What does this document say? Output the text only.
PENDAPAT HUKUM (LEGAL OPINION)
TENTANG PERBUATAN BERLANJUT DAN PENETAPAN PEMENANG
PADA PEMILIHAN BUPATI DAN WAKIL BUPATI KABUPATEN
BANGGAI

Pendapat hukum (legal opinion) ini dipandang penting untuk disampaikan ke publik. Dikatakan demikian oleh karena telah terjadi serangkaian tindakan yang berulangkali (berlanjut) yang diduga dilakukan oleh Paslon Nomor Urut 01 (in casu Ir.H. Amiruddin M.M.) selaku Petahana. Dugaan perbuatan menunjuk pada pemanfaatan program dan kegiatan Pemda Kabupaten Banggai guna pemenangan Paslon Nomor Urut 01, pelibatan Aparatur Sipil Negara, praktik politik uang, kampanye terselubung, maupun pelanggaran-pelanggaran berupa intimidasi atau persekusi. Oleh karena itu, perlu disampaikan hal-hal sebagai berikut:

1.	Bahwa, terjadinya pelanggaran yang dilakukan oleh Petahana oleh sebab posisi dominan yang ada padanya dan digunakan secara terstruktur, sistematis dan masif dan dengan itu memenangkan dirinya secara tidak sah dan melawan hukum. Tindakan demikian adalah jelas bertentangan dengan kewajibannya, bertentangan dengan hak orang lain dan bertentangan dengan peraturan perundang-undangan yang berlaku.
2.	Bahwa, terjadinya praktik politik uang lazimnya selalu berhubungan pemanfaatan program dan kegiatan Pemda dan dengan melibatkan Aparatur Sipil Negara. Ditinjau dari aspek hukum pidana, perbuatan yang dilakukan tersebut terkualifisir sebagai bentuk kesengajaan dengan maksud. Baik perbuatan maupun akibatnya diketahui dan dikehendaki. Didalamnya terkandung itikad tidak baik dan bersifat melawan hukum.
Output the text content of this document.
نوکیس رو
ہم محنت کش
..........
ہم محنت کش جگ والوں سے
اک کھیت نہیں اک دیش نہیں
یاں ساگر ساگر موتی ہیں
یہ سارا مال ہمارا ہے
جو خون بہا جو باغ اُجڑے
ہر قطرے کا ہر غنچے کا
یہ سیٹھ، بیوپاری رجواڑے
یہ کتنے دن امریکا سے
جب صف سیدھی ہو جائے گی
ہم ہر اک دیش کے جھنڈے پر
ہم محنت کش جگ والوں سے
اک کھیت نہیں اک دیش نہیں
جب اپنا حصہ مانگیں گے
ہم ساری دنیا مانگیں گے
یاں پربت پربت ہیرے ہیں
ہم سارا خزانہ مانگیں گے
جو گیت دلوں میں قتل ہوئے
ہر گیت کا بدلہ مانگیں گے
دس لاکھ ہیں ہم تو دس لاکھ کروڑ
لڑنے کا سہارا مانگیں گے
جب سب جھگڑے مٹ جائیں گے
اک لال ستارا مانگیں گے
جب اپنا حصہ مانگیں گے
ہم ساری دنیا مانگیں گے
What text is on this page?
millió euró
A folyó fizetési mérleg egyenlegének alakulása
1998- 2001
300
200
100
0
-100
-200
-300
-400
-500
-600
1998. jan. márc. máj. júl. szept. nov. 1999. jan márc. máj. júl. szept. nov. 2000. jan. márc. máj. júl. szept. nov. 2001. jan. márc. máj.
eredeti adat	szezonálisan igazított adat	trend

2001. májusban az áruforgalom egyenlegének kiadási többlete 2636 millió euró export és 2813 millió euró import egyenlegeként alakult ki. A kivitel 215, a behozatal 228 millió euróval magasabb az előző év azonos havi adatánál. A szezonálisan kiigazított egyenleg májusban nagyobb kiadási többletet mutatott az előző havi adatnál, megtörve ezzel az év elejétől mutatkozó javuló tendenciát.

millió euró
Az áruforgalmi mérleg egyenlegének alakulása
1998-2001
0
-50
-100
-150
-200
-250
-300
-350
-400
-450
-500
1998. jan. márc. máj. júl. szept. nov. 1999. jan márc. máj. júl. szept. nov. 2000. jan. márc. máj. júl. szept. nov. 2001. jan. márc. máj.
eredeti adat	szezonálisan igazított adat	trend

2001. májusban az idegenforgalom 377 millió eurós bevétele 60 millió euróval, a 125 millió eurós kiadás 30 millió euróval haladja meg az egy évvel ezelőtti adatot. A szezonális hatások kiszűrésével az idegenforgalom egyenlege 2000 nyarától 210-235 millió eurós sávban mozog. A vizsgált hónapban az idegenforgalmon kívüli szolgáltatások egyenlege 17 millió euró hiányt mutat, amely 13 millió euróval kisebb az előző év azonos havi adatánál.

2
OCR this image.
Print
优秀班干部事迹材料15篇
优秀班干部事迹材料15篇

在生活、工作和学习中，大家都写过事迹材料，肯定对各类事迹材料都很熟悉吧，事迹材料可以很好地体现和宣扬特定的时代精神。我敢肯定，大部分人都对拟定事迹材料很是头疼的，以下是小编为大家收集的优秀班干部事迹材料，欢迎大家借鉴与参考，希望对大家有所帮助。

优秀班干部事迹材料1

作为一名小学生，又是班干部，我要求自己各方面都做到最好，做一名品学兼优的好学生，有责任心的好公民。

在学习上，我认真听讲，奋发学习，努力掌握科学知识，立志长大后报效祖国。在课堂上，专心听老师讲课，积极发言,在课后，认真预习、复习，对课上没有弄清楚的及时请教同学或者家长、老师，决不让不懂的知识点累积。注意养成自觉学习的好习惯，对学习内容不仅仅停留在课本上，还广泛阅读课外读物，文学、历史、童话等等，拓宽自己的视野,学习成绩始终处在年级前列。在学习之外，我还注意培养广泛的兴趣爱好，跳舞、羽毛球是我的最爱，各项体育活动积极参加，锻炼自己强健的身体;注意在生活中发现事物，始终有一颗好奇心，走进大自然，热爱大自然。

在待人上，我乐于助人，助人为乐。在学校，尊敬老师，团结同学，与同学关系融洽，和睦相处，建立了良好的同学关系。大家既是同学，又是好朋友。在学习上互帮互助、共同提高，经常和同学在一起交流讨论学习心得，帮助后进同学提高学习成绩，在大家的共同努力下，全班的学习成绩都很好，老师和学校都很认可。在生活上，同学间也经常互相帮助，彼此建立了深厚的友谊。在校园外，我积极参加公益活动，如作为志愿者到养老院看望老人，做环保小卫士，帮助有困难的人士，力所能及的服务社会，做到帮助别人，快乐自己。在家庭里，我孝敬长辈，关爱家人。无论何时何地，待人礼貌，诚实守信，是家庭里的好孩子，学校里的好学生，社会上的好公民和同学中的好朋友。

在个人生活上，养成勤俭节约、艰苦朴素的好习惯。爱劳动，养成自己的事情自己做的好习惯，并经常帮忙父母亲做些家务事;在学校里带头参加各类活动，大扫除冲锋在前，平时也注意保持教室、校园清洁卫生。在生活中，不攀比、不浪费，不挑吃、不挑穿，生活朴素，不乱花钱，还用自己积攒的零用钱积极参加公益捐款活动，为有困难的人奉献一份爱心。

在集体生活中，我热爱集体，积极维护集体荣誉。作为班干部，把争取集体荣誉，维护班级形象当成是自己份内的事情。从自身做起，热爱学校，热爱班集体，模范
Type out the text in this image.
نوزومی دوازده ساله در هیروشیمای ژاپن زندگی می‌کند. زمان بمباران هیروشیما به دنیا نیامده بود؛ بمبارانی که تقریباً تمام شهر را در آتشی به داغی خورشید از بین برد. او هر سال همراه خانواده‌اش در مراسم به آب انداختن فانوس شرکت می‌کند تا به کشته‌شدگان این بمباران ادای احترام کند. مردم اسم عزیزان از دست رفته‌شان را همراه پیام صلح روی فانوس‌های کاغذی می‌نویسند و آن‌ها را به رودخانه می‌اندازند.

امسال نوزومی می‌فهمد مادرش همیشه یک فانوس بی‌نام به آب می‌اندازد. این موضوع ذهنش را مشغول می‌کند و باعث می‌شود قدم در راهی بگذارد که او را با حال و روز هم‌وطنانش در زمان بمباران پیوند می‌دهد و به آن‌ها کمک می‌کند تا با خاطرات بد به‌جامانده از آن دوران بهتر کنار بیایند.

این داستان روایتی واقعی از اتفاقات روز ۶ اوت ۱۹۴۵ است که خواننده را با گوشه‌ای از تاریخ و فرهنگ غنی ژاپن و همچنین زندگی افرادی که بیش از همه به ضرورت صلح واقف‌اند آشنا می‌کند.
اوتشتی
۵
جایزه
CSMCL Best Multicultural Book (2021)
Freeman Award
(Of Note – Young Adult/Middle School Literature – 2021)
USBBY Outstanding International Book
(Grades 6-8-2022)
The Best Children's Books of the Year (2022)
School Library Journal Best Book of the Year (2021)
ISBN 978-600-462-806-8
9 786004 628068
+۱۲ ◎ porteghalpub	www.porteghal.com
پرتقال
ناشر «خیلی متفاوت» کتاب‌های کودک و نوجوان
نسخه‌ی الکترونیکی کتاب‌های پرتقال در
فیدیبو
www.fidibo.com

(Task): Look through the records and count each line that holds "Best". Write only the total.

(The result): 3